_Given exercise_
Copy out all the records, word for word.
----
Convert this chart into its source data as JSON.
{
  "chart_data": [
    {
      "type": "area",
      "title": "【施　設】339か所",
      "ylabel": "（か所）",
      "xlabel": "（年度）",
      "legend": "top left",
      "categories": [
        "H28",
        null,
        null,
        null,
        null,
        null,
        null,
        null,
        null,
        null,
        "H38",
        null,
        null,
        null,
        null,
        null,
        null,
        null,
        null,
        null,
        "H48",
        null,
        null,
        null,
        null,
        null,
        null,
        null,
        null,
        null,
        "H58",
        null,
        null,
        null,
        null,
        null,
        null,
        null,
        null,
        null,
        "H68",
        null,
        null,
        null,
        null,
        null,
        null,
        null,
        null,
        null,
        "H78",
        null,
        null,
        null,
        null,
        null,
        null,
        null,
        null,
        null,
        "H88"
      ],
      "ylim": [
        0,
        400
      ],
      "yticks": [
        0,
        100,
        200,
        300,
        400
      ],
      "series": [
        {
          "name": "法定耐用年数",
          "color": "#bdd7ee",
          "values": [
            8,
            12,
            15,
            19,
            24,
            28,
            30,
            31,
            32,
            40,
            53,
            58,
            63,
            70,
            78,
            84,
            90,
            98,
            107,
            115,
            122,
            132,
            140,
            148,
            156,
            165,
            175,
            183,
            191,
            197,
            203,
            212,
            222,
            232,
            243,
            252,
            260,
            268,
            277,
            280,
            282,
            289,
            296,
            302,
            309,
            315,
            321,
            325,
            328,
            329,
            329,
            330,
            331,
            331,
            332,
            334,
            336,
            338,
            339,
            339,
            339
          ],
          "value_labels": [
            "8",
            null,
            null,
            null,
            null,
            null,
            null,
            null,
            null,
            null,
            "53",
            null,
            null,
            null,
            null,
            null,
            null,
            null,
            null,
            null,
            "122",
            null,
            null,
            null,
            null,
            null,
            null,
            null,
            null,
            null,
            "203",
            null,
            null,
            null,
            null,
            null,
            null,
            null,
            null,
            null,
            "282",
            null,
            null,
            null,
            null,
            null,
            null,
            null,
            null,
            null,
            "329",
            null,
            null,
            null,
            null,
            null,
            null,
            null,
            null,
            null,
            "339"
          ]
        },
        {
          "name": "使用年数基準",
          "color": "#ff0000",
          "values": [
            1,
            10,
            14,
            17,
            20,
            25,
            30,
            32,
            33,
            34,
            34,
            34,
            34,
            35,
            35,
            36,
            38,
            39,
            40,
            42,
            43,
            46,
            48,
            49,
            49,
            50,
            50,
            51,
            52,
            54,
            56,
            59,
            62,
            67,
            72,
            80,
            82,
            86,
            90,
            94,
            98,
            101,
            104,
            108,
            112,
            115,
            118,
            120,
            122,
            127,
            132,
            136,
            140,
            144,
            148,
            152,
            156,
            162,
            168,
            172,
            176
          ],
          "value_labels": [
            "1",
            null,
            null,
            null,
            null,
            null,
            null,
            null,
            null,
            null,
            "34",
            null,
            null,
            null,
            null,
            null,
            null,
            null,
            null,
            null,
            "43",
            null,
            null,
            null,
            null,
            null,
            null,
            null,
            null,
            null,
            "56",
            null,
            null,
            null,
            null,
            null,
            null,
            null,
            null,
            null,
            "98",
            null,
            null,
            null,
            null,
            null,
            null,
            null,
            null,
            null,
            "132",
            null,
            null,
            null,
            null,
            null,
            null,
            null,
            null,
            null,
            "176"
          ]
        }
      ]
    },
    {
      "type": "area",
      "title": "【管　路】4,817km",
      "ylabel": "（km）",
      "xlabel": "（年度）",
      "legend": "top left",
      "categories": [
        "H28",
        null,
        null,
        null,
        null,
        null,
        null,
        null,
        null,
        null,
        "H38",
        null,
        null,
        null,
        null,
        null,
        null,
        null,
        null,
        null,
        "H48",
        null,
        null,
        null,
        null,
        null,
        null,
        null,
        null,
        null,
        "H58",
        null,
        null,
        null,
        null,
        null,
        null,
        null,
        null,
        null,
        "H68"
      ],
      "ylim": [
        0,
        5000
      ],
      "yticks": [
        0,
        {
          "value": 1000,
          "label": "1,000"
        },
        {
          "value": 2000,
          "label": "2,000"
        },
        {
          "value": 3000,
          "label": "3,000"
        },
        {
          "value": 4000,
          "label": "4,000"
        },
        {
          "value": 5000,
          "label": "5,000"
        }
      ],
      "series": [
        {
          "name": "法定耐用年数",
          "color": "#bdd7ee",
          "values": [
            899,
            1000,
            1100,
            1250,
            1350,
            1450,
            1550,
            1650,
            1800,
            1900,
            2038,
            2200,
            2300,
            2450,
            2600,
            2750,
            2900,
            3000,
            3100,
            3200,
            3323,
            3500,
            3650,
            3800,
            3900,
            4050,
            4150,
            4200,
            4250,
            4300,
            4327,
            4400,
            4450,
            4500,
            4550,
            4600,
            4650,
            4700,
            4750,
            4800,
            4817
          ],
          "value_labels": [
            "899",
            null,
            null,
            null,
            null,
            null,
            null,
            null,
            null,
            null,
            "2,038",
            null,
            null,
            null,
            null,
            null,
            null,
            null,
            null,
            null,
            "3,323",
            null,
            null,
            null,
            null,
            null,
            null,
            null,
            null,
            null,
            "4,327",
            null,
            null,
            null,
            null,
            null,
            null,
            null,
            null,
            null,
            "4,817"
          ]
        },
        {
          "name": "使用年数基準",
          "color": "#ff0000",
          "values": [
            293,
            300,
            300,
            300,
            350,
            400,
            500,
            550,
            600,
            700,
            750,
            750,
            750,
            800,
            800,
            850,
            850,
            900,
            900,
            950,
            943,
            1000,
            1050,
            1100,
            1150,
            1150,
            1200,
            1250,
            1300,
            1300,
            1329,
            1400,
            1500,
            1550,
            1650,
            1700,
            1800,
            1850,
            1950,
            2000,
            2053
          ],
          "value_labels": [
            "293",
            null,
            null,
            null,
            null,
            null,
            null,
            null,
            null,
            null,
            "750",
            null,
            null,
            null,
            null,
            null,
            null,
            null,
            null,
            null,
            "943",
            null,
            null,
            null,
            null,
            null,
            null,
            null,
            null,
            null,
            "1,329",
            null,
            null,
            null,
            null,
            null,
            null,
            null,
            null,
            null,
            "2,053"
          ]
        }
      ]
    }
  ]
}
----
_Response_
Convert this chart into its source data as JSON.
{
  "chart_data": [
    {
      "type": "area",
      "title": "【施　設】339か所",
      "ylabel": "（か所）",
      "xlabel": "（年度）",
      "legend": "top left",
      "categories": [
        "H28",
        null,
        null,
        null,
        null,
        null,
        null,
        null,
        null,
        null,
        "H38",
        null,
        null,
        null,
        null,
        null,
        null,
        null,
        null,
        null,
        "H48",
        null,
        null,
        null,
        null,
        null,
        null,
        null,
        null,
        null,
        "H58",
        null,
        null,
        null,
        null,
        null,
        null,
        null,
        null,
        null,
        "H68",
        null,
        null,
        null,
        null,
        null,
        null,
        null,
        null,
        null,
        "H78",
        null,
        null,
        null,
        null,
        null,
        null,
        null,
        null,
        null,
        "H88"
      ],
      "ylim": [
        0,
        400
      ],
      "yticks": [
        0,
        100,
        200,
        300,
        400
      ],
      "series": [
        {
          "name": "法定耐用年数",
          "color": "#bdd7ee",
          "values": [
            8,
            12,
            15,
            19,
            24,
            28,
            30,
            31,
            32,
            40,
            53,
            58,
            63,
            70,
            78,
            84,
            90,
            98,
            107,
            115,
            122,
            132,
            140,
            148,
            156,
            165,
            175,
            183,
            191,
            197,
            203,
            212,
            222,
            232,
            243,
            252,
            260,
            268,
            277,
            280,
            282,
            289,
            296,
            302,
            309,
            315,
            321,
            325,
            328,
            329,
            329,
            330,
            331,
            331,
            332,
            334,
            336,
            338,
            339,
            339,
            339
          ],
          "value_labels": [
            "8",
            null,
            null,
            null,
            null,
            null,
            null,
            null,
            null,
            null,
            "53",
            null,
            null,
            null,
            null,
            null,
            null,
            null,
            null,
            null,
            "122",
            null,
            null,
            null,
            null,
            null,
            null,
            null,
            null,
            null,
            "203",
            null,
            null,
            null,
            null,
            null,
            null,
            null,
            null,
            null,
            "282",
            null,
            null,
            null,
            null,
            null,
            null,
            null,
            null,
            null,
            "329",
            null,
            null,
            null,
            null,
            null,
            null,
            null,
            null,
            null,
            "339"
          ]
        },
        {
          "name": "使用年数基準",
          "color": "#ff0000",
          "values": [
            1,
            10,
            14,
            17,
            20,
            25,
            30,
            32,
            33,
            34,
            34,
            34,
            34,
            35,
            35,
            36,
            38,
            39,
            40,
            42,
            43,
            46,
            48,
            49,
            49,
            50,
            50,
            51,
            52,
            54,
            56,
            59,
            62,
            67,
            72,
            80,
            82,
            86,
            90,
            94,
            98,
            101,
            104,
            108,
            112,
            115,
            118,
            120,
            122,
            127,
            132,
            136,
            140,
            144,
            148,
            152,
            156,
            162,
            168,
            172,
            176
          ],
          "value_labels": [
            "1",
            null,
            null,
            null,
            null,
            null,
            null,
            null,
            null,
            null,
            "34",
            null,
            null,
            null,
            null,
            null,
            null,
            null,
            null,
            null,
            "43",
            null,
            null,
            null,
            null,
            null,
            null,
            null,
            null,
            null,
            "56",
            null,
            null,
            null,
            null,
            null,
            null,
            null,
            null,
            null,
            "98",
            null,
            null,
            null,
            null,
            null,
            null,
            null,
            null,
            null,
            "132",
            null,
            null,
            null,
            null,
            null,
            null,
            null,
            null,
            null,
            "176"
          ]
        }
      ]
    },
    {
      "type": "area",
      "title": "【管　路】4,817km",
      "ylabel": "（km）",
      "xlabel": "（年度）",
      "legend": "top left",
      "categories": [
        "H28",
        null,
        null,
        null,
        null,
        null,
        null,
        null,
        null,
        null,
        "H38",
        null,
        null,
        null,
        null,
        null,
        null,
        null,
        null,
        null,
        "H48",
        null,
        null,
        null,
        null,
        null,
        null,
        null,
        null,
        null,
        "H58",
        null,
        null,
        null,
        null,
        null,
        null,
        null,
        null,
        null,
        "H68"
      ],
      "ylim": [
        0,
        5000
      ],
      "yticks": [
        0,
        {
          "value": 1000,
          "label": "1,000"
        },
        {
          "value": 2000,
          "label": "2,000"
        },
        {
          "value": 3000,
          "label": "3,000"
        },
        {
          "value": 4000,
          "label": "4,000"
        },
        {
          "value": 5000,
          "label": "5,000"
        }
      ],
      "series": [
        {
          "name": "法定耐用年数",
          "color": "#bdd7ee",
          "values": [
            899,
            1000,
            1100,
            1250,
            1350,
            1450,
            1550,
            1650,
            1800,
            1900,
            2038,
            2200,
            2300,
            2450,
            2600,
            2750,
            2900,
            3000,
            3100,
            3200,
            3323,
            3500,
            3650,
            3800,
            3900,
            4050,
            4150,
            4200,
            4250,
            4300,
            4327,
            4400,
            4450,
            4500,
            4550,
            4600,
            4650,
            4700,
            4750,
            4800,
            4817
          ],
          "value_labels": [
            "899",
            null,
            null,
            null,
            null,
            null,
            null,
            null,
            null,
            null,
            "2,038",
            null,
            null,
            null,
            null,
            null,
            null,
            null,
            null,
            null,
            "3,323",
            null,
            null,
            null,
            null,
            null,
            null,
            null,
            null,
            null,
            "4,327",
            null,
            null,
            null,
            null,
            null,
            null,
            null,
            null,
            null,
            "4,817"
          ]
        },
        {
          "name": "使用年数基準",
          "color": "#ff0000",
          "values": [
            293,
            300,
            300,
            300,
            350,
            400,
            500,
            550,
            600,
            700,
            750,
            750,
            750,
            800,
            800,
            850,
            850,
            900,
            900,
            950,
            943,
            1000,
            1050,
            1100,
            1150,
            1150,
            1200,
            1250,
            1300,
            1300,
            1329,
            1400,
            1500,
            1550,
            1650,
            1700,
            1800,
            1850,
            1950,
            2000,
            2053
          ],
          "value_labels": [
            "293",
            null,
            null,
            null,
            null,
            null,
            null,
            null,
            null,
            null,
            "750",
            null,
            null,
            null,
            null,
            null,
            null,
            null,
            null,
            null,
            "943",
            null,
            null,
            null,
            null,
            null,
            null,
            null,
            null,
            null,
            "1,329",
            null,
            null,
            null,
            null,
            null,
            null,
            null,
            null,
            null,
            "2,053"
          ]
        }
      ]
    }
  ]
}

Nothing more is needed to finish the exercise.